>> START Input data
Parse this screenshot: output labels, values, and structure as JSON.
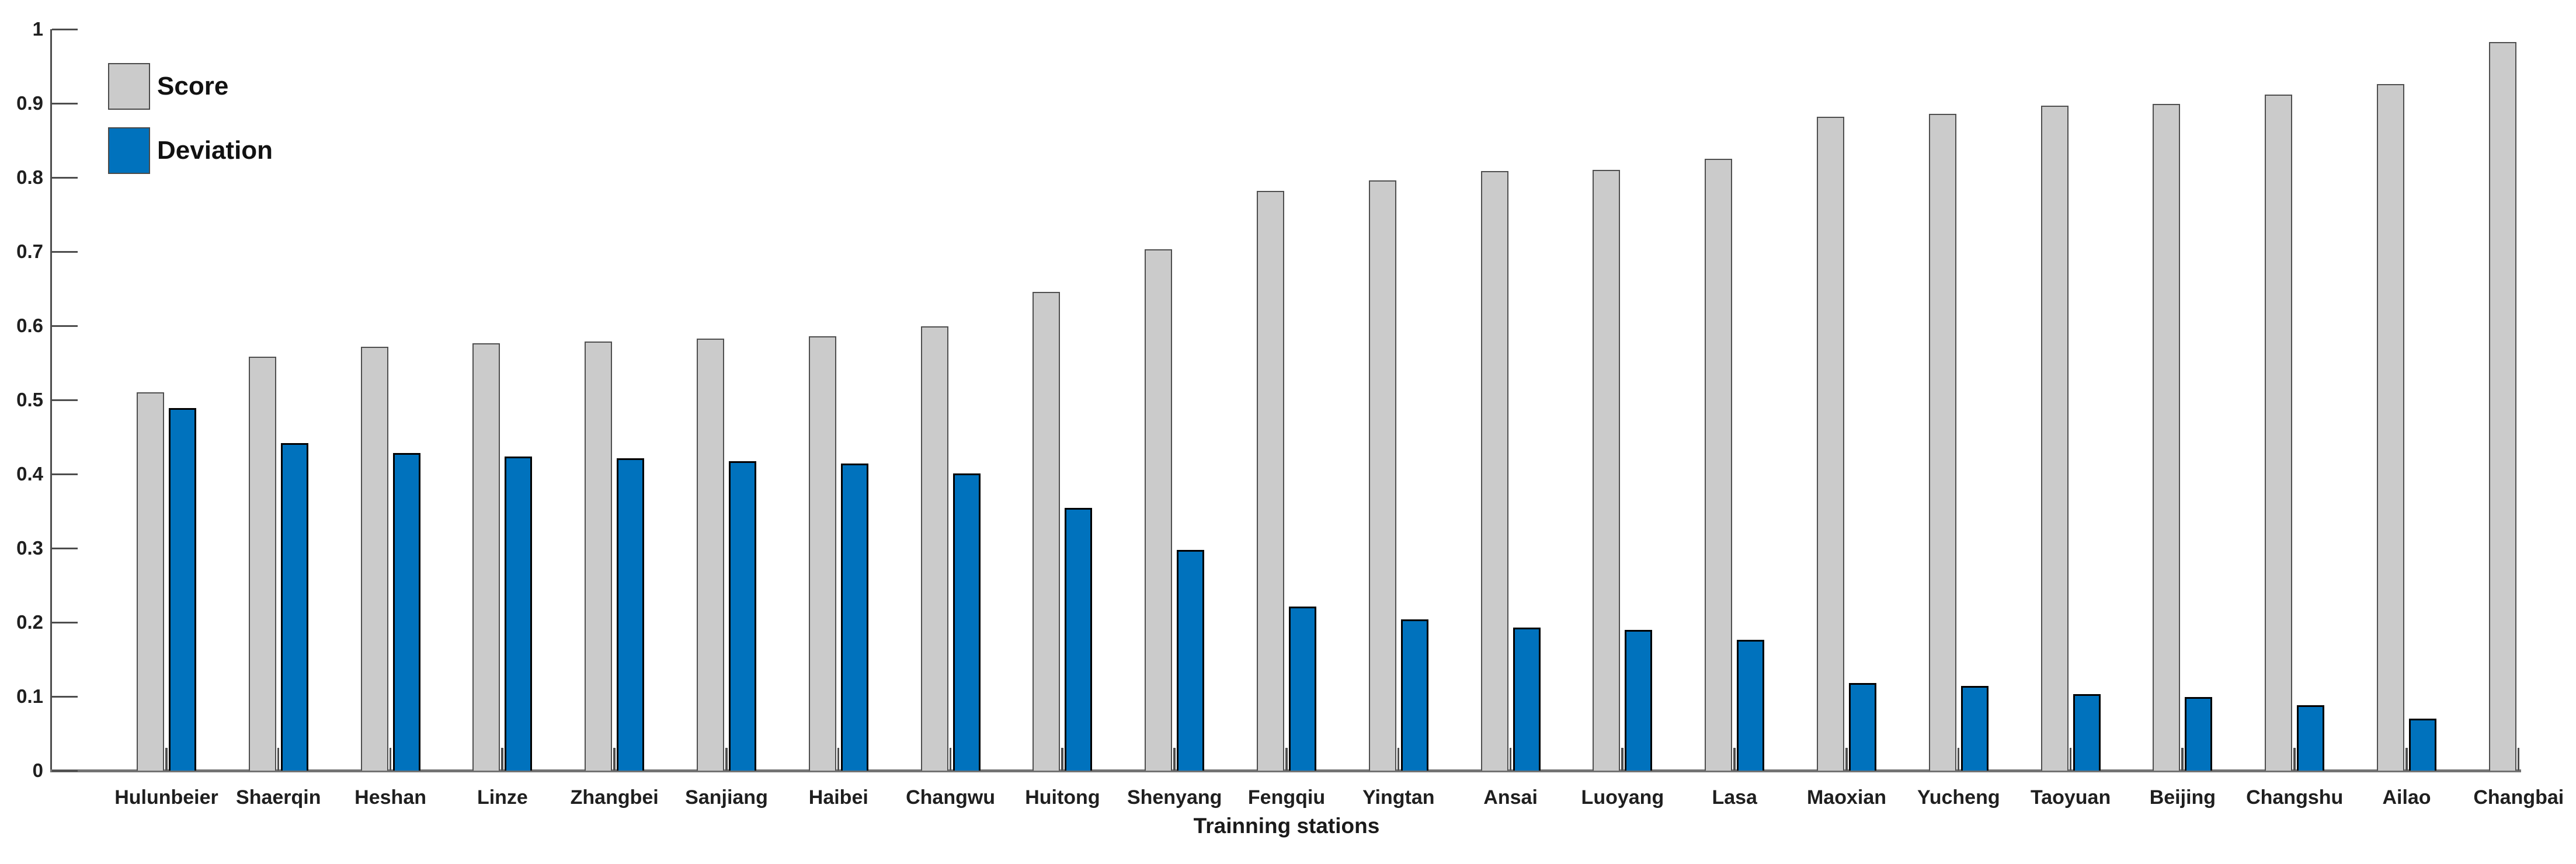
{
  "legend": {
    "items": [
      {
        "label": "Score",
        "color": "#cbcbcb"
      },
      {
        "label": "Deviation",
        "color": "#0072bd"
      }
    ]
  },
  "chart_data": {
    "type": "bar",
    "title": "",
    "xlabel": "Trainning stations",
    "ylabel": "",
    "ylim": [
      0,
      1
    ],
    "yticks": [
      0,
      0.1,
      0.2,
      0.3,
      0.4,
      0.5,
      0.6,
      0.7,
      0.8,
      0.9,
      1
    ],
    "grid": false,
    "legend_position": "top-left-inside",
    "categories": [
      "Hulunbeier",
      "Shaerqin",
      "Heshan",
      "Linze",
      "Zhangbei",
      "Sanjiang",
      "Haibei",
      "Changwu",
      "Huitong",
      "Shenyang",
      "Fengqiu",
      "Yingtan",
      "Ansai",
      "Luoyang",
      "Lasa",
      "Maoxian",
      "Yucheng",
      "Taoyuan",
      "Beijing",
      "Changshu",
      "Ailao",
      "Changbai"
    ],
    "series": [
      {
        "name": "Score",
        "color": "#cbcbcb",
        "values": [
          0.51,
          0.558,
          0.572,
          0.576,
          0.579,
          0.583,
          0.586,
          0.599,
          0.646,
          0.703,
          0.782,
          0.796,
          0.809,
          0.81,
          0.825,
          0.882,
          0.886,
          0.897,
          0.899,
          0.912,
          0.926,
          0.983
        ]
      },
      {
        "name": "Deviation",
        "color": "#0072bd",
        "values": [
          0.489,
          0.442,
          0.428,
          0.424,
          0.421,
          0.417,
          0.414,
          0.401,
          0.354,
          0.298,
          0.221,
          0.204,
          0.193,
          0.19,
          0.176,
          0.118,
          0.114,
          0.103,
          0.099,
          0.088,
          0.07,
          null
        ]
      }
    ],
    "gap_slivers": {
      "comment_visible_feature": "thin dark mark between the two bars of every group",
      "color": "#4d4d4d",
      "value": 0.031,
      "present_for_all_categories": true
    }
  }
}
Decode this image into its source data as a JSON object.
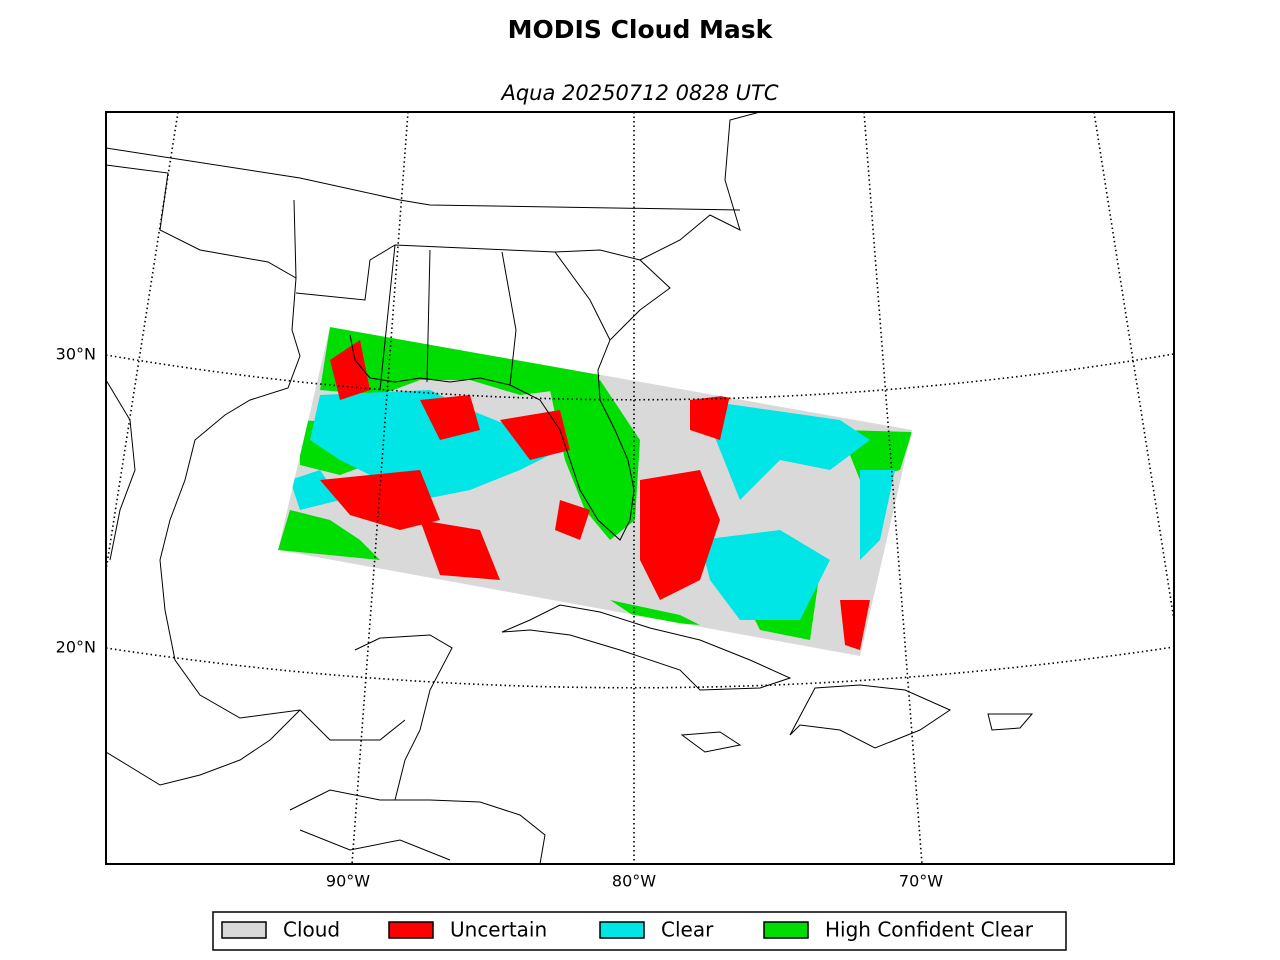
{
  "header": {
    "title": "MODIS Cloud Mask",
    "subtitle": "Aqua 20250712 0828 UTC"
  },
  "map": {
    "lat_labels": [
      "30°N",
      "20°N"
    ],
    "lon_labels": [
      "90°W",
      "80°W",
      "70°W"
    ]
  },
  "legend": [
    {
      "label": "Cloud",
      "color": "#d9d9d9"
    },
    {
      "label": "Uncertain",
      "color": "#ff0000"
    },
    {
      "label": "Clear",
      "color": "#00e5e5"
    },
    {
      "label": "High Confident Clear",
      "color": "#00dd00"
    }
  ]
}
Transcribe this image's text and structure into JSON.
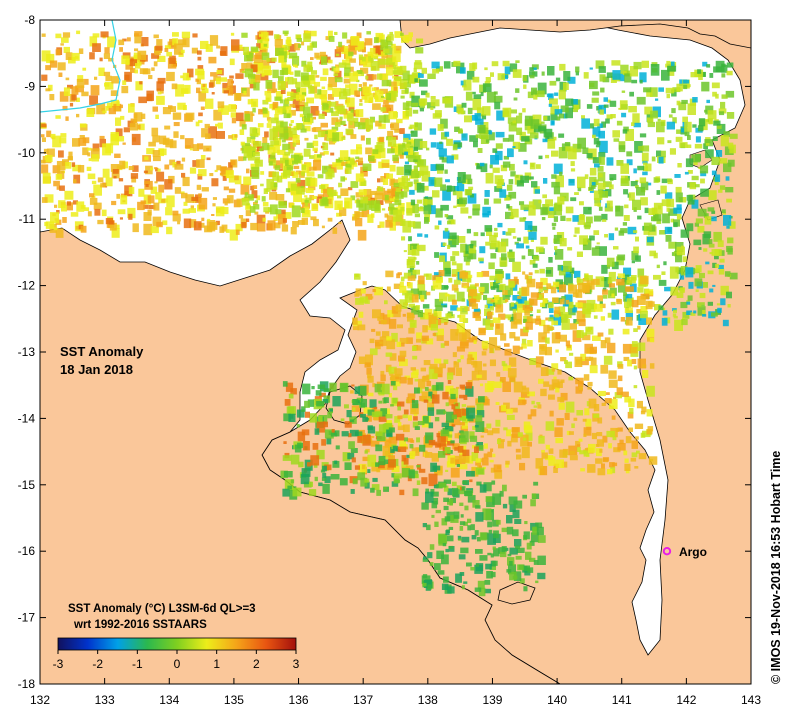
{
  "map": {
    "title_line1": "SST Anomaly",
    "title_line2": "18 Jan 2018",
    "x_ticks": [
      132,
      133,
      134,
      135,
      136,
      137,
      138,
      139,
      140,
      141,
      142,
      143
    ],
    "y_ticks": [
      -8,
      -9,
      -10,
      -11,
      -12,
      -13,
      -14,
      -15,
      -16,
      -17,
      -18
    ],
    "lon_range": [
      132,
      143
    ],
    "lat_range": [
      -18,
      -8
    ],
    "colors": {
      "land": "#fac79a",
      "no_data": "#ffffff",
      "coastline": "#000000",
      "river": "#34d1e6",
      "marker": "#e81ee8"
    }
  },
  "marker": {
    "label": "Argo",
    "lon": 141.7,
    "lat": -16.0
  },
  "legend": {
    "title_line1": "SST Anomaly (°C) L3SM-6d QL>=3",
    "title_line2": "wrt 1992-2016 SSTAARS",
    "tick_labels": [
      "-3",
      "-2",
      "-1",
      "0",
      "1",
      "2",
      "3"
    ],
    "range": [
      -3,
      3
    ],
    "colorscale": [
      "#11115e",
      "#0033cc",
      "#00a0e8",
      "#2bb84e",
      "#7fcf20",
      "#eded1a",
      "#f5a419",
      "#e85511",
      "#a3100c"
    ]
  },
  "credit": "© IMOS 19-Nov-2018 16:53 Hobart Time"
}
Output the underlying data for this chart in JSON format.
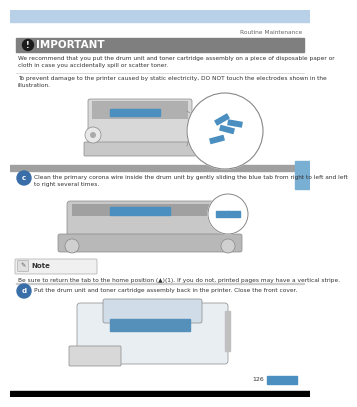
{
  "page_bg": "#ffffff",
  "header_bar_color": "#b8d0e8",
  "header_text": "Routine Maintenance",
  "header_text_color": "#666666",
  "important_bar_color": "#7f7f7f",
  "important_text": "IMPORTANT",
  "important_text_color": "#ffffff",
  "body_text_color": "#333333",
  "separator_color": "#cccccc",
  "body_text1": "We recommend that you put the drum unit and toner cartridge assembly on a piece of disposable paper or\ncloth in case you accidentally spill or scatter toner.",
  "body_text2": "To prevent damage to the printer caused by static electricity, DO NOT touch the electrodes shown in the\nillustration.",
  "step_c_text": "Clean the primary corona wire inside the drum unit by gently sliding the blue tab from right to left and left\nto right several times.",
  "note_text": "Be sure to return the tab to the home position (▲)(1). If you do not, printed pages may have a vertical stripe.",
  "step_d_text": "Put the drum unit and toner cartridge assembly back in the printer. Close the front cover.",
  "page_number": "126",
  "blue_accent": "#4a8fc0",
  "step_circle_color": "#3a6ea8",
  "footer_bg": "#000000",
  "note_bg": "#f0f0f0",
  "note_border": "#aaaaaa",
  "right_tab_color": "#7aafd4"
}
>> END Input data
- Exercise goal -
Repeat the data exactly, without the pictures.

- Correct response -
Parse this screenshot: output labels, values, and structure as JSON.
{
  "legend": {
    "items": [
      {
        "label": "Score",
        "color": "#cbcbcb"
      },
      {
        "label": "Deviation",
        "color": "#0072bd"
      }
    ]
  },
  "chart_data": {
    "type": "bar",
    "title": "",
    "xlabel": "Trainning stations",
    "ylabel": "",
    "ylim": [
      0,
      1
    ],
    "yticks": [
      0,
      0.1,
      0.2,
      0.3,
      0.4,
      0.5,
      0.6,
      0.7,
      0.8,
      0.9,
      1
    ],
    "grid": false,
    "legend_position": "top-left-inside",
    "categories": [
      "Hulunbeier",
      "Shaerqin",
      "Heshan",
      "Linze",
      "Zhangbei",
      "Sanjiang",
      "Haibei",
      "Changwu",
      "Huitong",
      "Shenyang",
      "Fengqiu",
      "Yingtan",
      "Ansai",
      "Luoyang",
      "Lasa",
      "Maoxian",
      "Yucheng",
      "Taoyuan",
      "Beijing",
      "Changshu",
      "Ailao",
      "Changbai"
    ],
    "series": [
      {
        "name": "Score",
        "color": "#cbcbcb",
        "values": [
          0.51,
          0.558,
          0.572,
          0.576,
          0.579,
          0.583,
          0.586,
          0.599,
          0.646,
          0.703,
          0.782,
          0.796,
          0.809,
          0.81,
          0.825,
          0.882,
          0.886,
          0.897,
          0.899,
          0.912,
          0.926,
          0.983
        ]
      },
      {
        "name": "Deviation",
        "color": "#0072bd",
        "values": [
          0.489,
          0.442,
          0.428,
          0.424,
          0.421,
          0.417,
          0.414,
          0.401,
          0.354,
          0.298,
          0.221,
          0.204,
          0.193,
          0.19,
          0.176,
          0.118,
          0.114,
          0.103,
          0.099,
          0.088,
          0.07,
          null
        ]
      }
    ],
    "gap_slivers": {
      "comment_visible_feature": "thin dark mark between the two bars of every group",
      "color": "#4d4d4d",
      "value": 0.031,
      "present_for_all_categories": true
    }
  }
}
Decode this image into its source data as a JSON object.
{
  "header": {
    "title": "MODIS Cloud Mask",
    "subtitle": "Aqua 20250712 0828 UTC"
  },
  "map": {
    "lat_labels": [
      "30°N",
      "20°N"
    ],
    "lon_labels": [
      "90°W",
      "80°W",
      "70°W"
    ]
  },
  "legend": [
    {
      "label": "Cloud",
      "color": "#d9d9d9"
    },
    {
      "label": "Uncertain",
      "color": "#ff0000"
    },
    {
      "label": "Clear",
      "color": "#00e5e5"
    },
    {
      "label": "High Confident Clear",
      "color": "#00dd00"
    }
  ]
}
Transcribe this image's text and structure into JSON.
{
  "map": {
    "title_line1": "SST Anomaly",
    "title_line2": "18 Jan 2018",
    "x_ticks": [
      132,
      133,
      134,
      135,
      136,
      137,
      138,
      139,
      140,
      141,
      142,
      143
    ],
    "y_ticks": [
      -8,
      -9,
      -10,
      -11,
      -12,
      -13,
      -14,
      -15,
      -16,
      -17,
      -18
    ],
    "lon_range": [
      132,
      143
    ],
    "lat_range": [
      -18,
      -8
    ],
    "colors": {
      "land": "#fac79a",
      "no_data": "#ffffff",
      "coastline": "#000000",
      "river": "#34d1e6",
      "marker": "#e81ee8"
    }
  },
  "marker": {
    "label": "Argo",
    "lon": 141.7,
    "lat": -16.0
  },
  "legend": {
    "title_line1": "SST Anomaly (°C) L3SM-6d QL>=3",
    "title_line2": "wrt 1992-2016 SSTAARS",
    "tick_labels": [
      "-3",
      "-2",
      "-1",
      "0",
      "1",
      "2",
      "3"
    ],
    "range": [
      -3,
      3
    ],
    "colorscale": [
      "#11115e",
      "#0033cc",
      "#00a0e8",
      "#2bb84e",
      "#7fcf20",
      "#eded1a",
      "#f5a419",
      "#e85511",
      "#a3100c"
    ]
  },
  "credit": "© IMOS 19-Nov-2018 16:53 Hobart Time"
}
Output the underlying data for this chart in JSON format.
{
  "page_bg": "#ffffff",
  "header_bar_color": "#b8d0e8",
  "header_text": "Routine Maintenance",
  "header_text_color": "#666666",
  "important_bar_color": "#7f7f7f",
  "important_text": "IMPORTANT",
  "important_text_color": "#ffffff",
  "body_text_color": "#333333",
  "separator_color": "#cccccc",
  "body_text1": "We recommend that you put the drum unit and toner cartridge assembly on a piece of disposable paper or\ncloth in case you accidentally spill or scatter toner.",
  "body_text2": "To prevent damage to the printer caused by static electricity, DO NOT touch the electrodes shown in the\nillustration.",
  "step_c_text": "Clean the primary corona wire inside the drum unit by gently sliding the blue tab from right to left and left\nto right several times.",
  "note_text": "Be sure to return the tab to the home position (▲)(1). If you do not, printed pages may have a vertical stripe.",
  "step_d_text": "Put the drum unit and toner cartridge assembly back in the printer. Close the front cover.",
  "page_number": "126",
  "blue_accent": "#4a8fc0",
  "step_circle_color": "#3a6ea8",
  "footer_bg": "#000000",
  "note_bg": "#f0f0f0",
  "note_border": "#aaaaaa",
  "right_tab_color": "#7aafd4"
}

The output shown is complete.